> **DIRECTION**
Transcribe the records exactly. Pictures do not belong in the transcription.

begin

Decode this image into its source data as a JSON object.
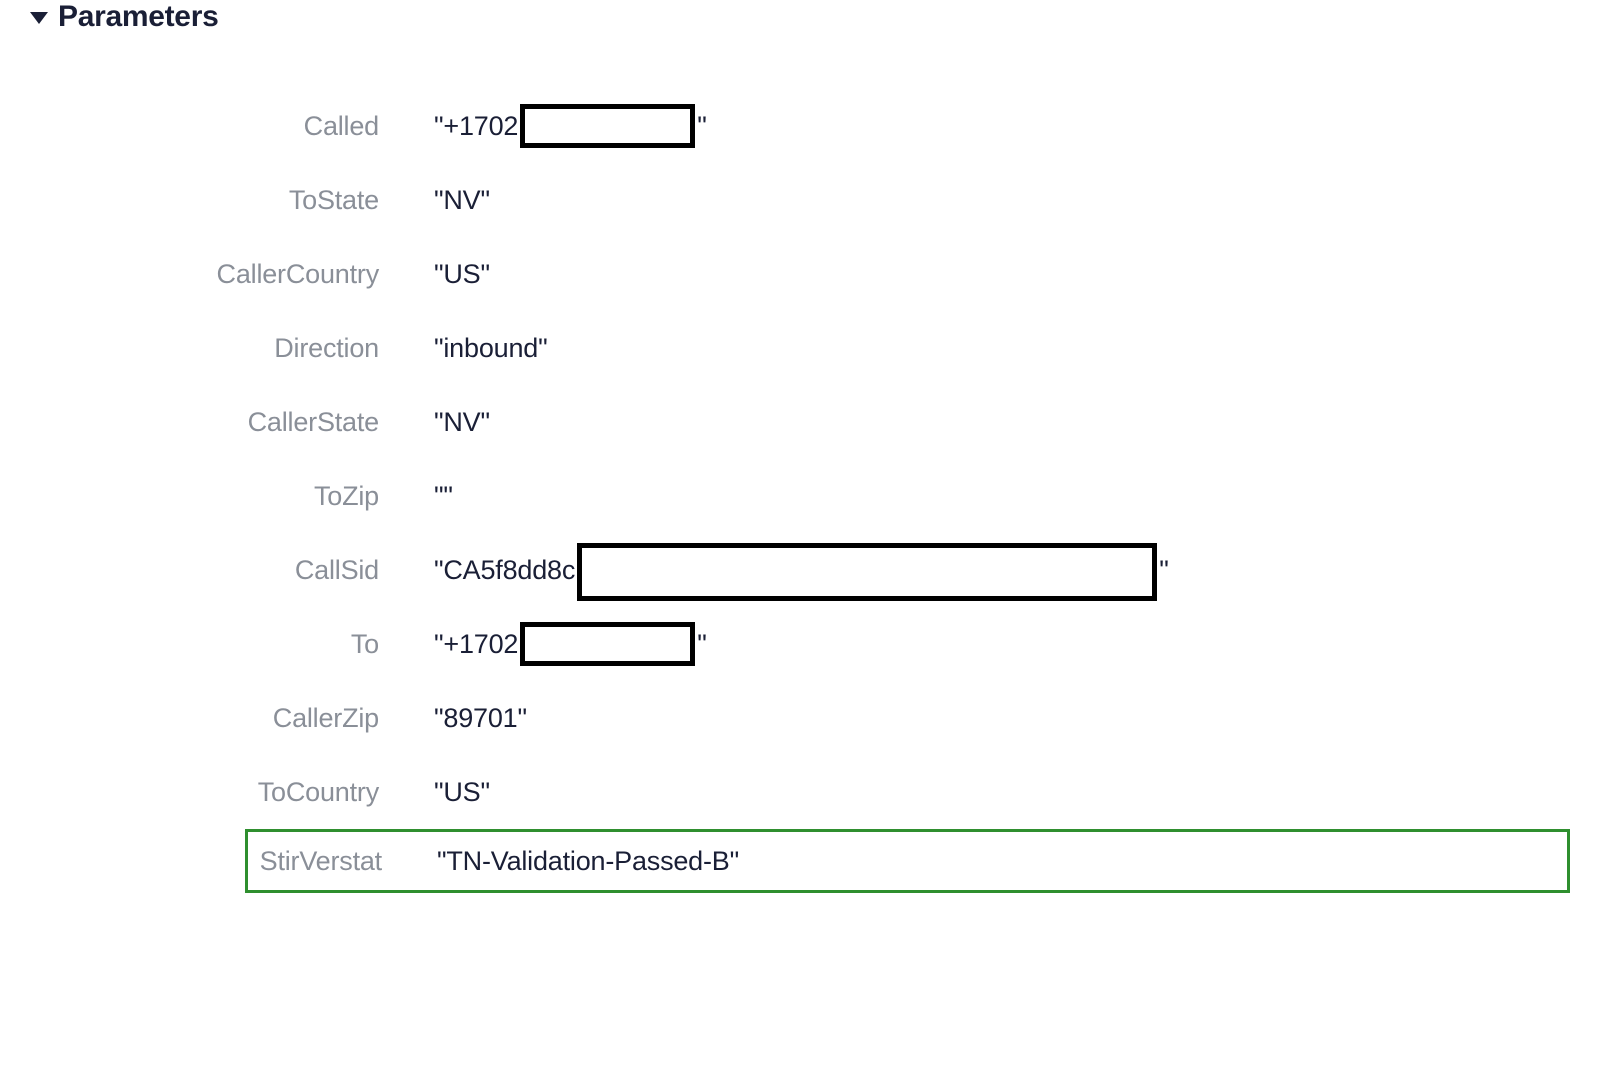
{
  "section": {
    "title": "Parameters"
  },
  "params": {
    "called": {
      "label": "Called",
      "prefix": "\"+1702",
      "suffix": "\"",
      "redact": "small"
    },
    "toState": {
      "label": "ToState",
      "value": "\"NV\""
    },
    "callerCountry": {
      "label": "CallerCountry",
      "value": "\"US\""
    },
    "direction": {
      "label": "Direction",
      "value": "\"inbound\""
    },
    "callerState": {
      "label": "CallerState",
      "value": "\"NV\""
    },
    "toZip": {
      "label": "ToZip",
      "value": "\"\""
    },
    "callSid": {
      "label": "CallSid",
      "prefix": "\"CA5f8dd8c",
      "suffix": "\"",
      "redact": "large"
    },
    "to": {
      "label": "To",
      "prefix": "\"+1702",
      "suffix": "\"",
      "redact": "small"
    },
    "callerZip": {
      "label": "CallerZip",
      "value": "\"89701\""
    },
    "toCountry": {
      "label": "ToCountry",
      "value": "\"US\""
    },
    "stirVerstat": {
      "label": "StirVerstat",
      "value": "\"TN-Validation-Passed-B\""
    }
  }
}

end

> **TASK OUTPUT**
Decode this image into its source data as a JSON object.
{
  "section": {
    "title": "Parameters"
  },
  "params": {
    "called": {
      "label": "Called",
      "prefix": "\"+1702",
      "suffix": "\"",
      "redact": "small"
    },
    "toState": {
      "label": "ToState",
      "value": "\"NV\""
    },
    "callerCountry": {
      "label": "CallerCountry",
      "value": "\"US\""
    },
    "direction": {
      "label": "Direction",
      "value": "\"inbound\""
    },
    "callerState": {
      "label": "CallerState",
      "value": "\"NV\""
    },
    "toZip": {
      "label": "ToZip",
      "value": "\"\""
    },
    "callSid": {
      "label": "CallSid",
      "prefix": "\"CA5f8dd8c",
      "suffix": "\"",
      "redact": "large"
    },
    "to": {
      "label": "To",
      "prefix": "\"+1702",
      "suffix": "\"",
      "redact": "small"
    },
    "callerZip": {
      "label": "CallerZip",
      "value": "\"89701\""
    },
    "toCountry": {
      "label": "ToCountry",
      "value": "\"US\""
    },
    "stirVerstat": {
      "label": "StirVerstat",
      "value": "\"TN-Validation-Passed-B\""
    }
  }
}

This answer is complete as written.